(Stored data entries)
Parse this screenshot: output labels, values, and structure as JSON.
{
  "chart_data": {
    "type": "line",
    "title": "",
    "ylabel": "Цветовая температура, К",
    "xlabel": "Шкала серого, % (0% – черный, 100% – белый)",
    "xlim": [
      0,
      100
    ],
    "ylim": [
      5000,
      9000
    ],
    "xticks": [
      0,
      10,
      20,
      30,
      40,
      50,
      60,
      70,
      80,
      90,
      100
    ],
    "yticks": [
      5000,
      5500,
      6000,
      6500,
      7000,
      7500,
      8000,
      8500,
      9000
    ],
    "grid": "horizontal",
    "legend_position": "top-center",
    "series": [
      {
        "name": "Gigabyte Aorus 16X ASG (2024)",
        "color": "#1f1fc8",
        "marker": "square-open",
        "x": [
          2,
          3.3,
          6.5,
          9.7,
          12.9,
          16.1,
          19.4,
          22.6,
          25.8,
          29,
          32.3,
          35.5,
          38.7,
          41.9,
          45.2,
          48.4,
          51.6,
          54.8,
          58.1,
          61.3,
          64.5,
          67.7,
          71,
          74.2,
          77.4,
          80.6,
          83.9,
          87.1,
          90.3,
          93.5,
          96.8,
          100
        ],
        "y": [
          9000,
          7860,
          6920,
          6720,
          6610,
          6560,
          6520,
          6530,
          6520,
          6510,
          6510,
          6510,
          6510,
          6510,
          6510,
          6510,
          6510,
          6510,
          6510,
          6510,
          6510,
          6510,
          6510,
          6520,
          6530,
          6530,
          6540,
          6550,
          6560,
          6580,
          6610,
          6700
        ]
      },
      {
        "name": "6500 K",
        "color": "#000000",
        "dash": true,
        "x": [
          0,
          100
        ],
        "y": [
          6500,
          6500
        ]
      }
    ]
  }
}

Task statement> Copy out every line of the data that includes the word "name".

Exercise answer>
        "name": "Gigabyte Aorus 16X ASG (2024)",
        "name": "6500 K",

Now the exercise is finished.